Find the string "JSON" in the data, then copy every line where it is found.

***** Data listing *****

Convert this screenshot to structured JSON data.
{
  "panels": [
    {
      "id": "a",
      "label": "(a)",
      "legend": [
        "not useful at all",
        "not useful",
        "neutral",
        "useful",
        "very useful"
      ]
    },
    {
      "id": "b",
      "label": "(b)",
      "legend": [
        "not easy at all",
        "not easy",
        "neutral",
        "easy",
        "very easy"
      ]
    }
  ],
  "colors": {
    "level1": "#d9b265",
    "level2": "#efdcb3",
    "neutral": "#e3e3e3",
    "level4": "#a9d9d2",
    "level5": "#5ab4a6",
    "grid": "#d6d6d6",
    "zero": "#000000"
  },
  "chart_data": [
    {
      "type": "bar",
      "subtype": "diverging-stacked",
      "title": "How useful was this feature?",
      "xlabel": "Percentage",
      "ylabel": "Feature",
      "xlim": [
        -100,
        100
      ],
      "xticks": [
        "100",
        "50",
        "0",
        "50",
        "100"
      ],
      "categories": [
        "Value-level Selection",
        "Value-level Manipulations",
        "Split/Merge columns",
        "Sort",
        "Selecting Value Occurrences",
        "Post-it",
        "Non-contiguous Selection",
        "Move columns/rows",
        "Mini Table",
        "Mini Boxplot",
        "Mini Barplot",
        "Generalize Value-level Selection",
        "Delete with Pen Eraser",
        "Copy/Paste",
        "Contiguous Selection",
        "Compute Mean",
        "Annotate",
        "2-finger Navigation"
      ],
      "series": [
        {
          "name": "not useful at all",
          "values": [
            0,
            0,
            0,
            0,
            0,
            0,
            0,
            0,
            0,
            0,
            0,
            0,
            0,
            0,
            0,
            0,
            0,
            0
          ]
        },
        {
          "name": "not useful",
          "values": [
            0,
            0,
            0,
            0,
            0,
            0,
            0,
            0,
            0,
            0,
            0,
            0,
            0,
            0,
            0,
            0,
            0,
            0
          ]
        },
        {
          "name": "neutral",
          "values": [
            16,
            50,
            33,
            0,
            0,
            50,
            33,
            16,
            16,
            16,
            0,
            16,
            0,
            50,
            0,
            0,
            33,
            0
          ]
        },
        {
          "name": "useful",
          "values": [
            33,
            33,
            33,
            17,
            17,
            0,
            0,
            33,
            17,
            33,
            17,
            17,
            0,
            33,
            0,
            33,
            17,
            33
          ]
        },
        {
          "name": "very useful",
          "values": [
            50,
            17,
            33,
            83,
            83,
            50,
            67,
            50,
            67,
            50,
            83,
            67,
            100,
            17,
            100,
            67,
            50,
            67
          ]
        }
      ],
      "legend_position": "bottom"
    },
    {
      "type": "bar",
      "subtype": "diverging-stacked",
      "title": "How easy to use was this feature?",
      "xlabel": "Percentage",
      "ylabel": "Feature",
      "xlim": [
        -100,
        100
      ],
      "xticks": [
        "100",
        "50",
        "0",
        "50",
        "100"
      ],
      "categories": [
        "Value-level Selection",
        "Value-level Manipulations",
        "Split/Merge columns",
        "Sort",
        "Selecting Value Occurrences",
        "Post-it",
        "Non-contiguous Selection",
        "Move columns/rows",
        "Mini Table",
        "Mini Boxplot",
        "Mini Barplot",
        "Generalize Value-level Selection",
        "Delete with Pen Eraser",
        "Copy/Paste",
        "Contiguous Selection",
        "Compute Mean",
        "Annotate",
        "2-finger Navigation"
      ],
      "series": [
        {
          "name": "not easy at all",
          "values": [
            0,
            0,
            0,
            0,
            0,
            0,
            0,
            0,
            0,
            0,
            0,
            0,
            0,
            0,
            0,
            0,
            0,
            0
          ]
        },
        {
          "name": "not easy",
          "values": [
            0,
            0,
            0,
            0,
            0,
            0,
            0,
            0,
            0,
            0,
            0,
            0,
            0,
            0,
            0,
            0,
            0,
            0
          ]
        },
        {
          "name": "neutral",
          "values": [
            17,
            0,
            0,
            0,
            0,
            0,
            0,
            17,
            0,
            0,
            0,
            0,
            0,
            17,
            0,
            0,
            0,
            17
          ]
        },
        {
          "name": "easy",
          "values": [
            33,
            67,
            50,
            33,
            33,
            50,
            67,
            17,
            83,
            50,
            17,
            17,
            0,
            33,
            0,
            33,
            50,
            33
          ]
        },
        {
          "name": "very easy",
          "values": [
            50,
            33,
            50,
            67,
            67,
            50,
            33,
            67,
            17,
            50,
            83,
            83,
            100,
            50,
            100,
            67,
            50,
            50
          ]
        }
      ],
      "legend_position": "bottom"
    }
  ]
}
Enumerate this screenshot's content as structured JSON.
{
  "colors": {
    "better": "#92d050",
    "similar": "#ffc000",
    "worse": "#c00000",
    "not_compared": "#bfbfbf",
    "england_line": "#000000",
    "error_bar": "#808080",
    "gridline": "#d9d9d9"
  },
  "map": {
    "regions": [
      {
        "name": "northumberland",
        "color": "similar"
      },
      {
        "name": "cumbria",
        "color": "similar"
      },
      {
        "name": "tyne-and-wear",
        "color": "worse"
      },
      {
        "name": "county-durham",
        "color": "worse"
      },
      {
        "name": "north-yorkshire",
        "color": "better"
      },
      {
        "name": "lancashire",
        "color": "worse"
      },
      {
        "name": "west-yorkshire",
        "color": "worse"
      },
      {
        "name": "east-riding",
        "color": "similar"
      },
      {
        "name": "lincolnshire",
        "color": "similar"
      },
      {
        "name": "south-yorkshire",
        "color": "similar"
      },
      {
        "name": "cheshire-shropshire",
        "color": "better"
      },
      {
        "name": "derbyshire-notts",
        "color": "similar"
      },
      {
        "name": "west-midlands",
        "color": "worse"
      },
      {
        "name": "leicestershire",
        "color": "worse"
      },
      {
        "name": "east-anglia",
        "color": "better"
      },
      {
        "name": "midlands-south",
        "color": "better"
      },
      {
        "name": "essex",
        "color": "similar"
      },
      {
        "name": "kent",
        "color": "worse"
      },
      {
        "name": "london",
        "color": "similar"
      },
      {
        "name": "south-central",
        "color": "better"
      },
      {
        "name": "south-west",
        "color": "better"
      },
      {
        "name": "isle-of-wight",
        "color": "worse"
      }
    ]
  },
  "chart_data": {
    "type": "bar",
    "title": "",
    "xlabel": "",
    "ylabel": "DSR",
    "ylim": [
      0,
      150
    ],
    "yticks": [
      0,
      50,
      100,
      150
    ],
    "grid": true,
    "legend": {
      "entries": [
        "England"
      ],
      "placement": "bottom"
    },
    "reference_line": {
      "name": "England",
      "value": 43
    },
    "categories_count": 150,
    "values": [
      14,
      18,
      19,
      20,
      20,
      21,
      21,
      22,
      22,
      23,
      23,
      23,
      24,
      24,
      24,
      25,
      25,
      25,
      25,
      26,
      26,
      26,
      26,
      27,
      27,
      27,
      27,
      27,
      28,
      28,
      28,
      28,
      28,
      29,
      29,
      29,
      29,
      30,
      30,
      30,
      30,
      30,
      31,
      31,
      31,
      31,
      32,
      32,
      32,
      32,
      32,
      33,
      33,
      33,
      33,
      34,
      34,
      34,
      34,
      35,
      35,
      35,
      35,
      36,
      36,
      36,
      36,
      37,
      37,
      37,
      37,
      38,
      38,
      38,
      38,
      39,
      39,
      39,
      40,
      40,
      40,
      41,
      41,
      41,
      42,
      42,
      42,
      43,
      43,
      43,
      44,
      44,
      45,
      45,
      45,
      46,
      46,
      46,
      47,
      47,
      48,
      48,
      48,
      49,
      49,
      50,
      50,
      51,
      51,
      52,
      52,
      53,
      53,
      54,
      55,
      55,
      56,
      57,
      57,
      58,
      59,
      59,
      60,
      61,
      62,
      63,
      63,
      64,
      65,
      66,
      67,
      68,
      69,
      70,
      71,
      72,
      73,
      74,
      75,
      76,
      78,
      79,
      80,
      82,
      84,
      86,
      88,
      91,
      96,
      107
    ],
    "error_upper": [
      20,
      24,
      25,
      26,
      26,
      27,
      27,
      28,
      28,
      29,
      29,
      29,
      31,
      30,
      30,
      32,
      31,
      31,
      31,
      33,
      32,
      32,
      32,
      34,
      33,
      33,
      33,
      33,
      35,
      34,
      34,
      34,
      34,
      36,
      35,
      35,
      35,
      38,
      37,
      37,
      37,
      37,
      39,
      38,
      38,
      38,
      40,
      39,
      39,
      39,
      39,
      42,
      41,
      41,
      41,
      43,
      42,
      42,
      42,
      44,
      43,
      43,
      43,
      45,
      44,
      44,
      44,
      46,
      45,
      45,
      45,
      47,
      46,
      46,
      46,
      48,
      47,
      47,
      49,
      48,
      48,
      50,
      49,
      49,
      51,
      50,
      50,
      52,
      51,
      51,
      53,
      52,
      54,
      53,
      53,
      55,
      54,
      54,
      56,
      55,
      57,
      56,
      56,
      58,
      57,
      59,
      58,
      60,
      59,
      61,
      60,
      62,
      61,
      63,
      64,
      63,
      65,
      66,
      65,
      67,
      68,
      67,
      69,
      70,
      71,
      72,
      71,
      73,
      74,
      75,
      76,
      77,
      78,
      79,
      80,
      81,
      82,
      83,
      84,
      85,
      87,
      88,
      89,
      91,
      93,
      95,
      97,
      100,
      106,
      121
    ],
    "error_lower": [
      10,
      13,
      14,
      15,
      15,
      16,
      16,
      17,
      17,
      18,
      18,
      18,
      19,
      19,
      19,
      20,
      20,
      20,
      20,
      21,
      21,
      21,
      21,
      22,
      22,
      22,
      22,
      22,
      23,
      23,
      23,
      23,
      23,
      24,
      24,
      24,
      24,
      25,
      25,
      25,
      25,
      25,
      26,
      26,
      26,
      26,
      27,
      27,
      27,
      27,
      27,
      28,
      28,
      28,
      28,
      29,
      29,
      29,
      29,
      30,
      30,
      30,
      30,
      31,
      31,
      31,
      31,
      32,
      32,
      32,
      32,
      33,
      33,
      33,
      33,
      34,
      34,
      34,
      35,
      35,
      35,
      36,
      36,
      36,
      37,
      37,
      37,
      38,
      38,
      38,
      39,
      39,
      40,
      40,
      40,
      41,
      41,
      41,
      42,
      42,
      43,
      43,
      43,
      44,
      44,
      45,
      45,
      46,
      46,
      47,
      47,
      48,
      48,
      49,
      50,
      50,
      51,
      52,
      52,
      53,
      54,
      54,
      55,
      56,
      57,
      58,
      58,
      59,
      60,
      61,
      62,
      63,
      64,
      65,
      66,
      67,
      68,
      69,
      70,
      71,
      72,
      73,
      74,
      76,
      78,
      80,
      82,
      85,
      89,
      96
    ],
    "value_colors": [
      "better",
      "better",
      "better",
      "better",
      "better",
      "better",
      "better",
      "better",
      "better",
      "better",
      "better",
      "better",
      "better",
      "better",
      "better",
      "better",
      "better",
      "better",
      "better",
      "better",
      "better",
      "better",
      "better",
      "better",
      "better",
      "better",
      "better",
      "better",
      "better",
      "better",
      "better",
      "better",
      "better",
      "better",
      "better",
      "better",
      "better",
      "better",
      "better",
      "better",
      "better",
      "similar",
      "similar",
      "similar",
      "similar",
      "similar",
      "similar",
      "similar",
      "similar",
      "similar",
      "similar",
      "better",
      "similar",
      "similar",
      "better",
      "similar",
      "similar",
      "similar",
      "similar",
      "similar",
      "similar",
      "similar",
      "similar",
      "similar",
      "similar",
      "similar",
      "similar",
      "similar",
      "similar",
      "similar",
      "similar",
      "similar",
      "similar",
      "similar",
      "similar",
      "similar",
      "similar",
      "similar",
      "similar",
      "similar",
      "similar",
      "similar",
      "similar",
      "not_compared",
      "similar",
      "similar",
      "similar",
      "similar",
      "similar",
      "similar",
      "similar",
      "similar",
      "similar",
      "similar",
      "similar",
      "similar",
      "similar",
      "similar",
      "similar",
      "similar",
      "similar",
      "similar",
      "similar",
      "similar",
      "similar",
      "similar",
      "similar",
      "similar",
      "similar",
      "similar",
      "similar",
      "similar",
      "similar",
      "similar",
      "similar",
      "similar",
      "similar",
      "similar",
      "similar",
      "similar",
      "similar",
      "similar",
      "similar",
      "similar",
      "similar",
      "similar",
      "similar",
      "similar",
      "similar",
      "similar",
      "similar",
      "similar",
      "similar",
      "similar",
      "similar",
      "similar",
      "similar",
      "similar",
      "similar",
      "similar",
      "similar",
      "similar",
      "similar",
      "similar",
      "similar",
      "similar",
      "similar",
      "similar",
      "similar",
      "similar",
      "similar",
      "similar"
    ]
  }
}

*****

> _Result below_:
Convert this screenshot to structured JSON data.
Enumerate this screenshot's content as structured JSON.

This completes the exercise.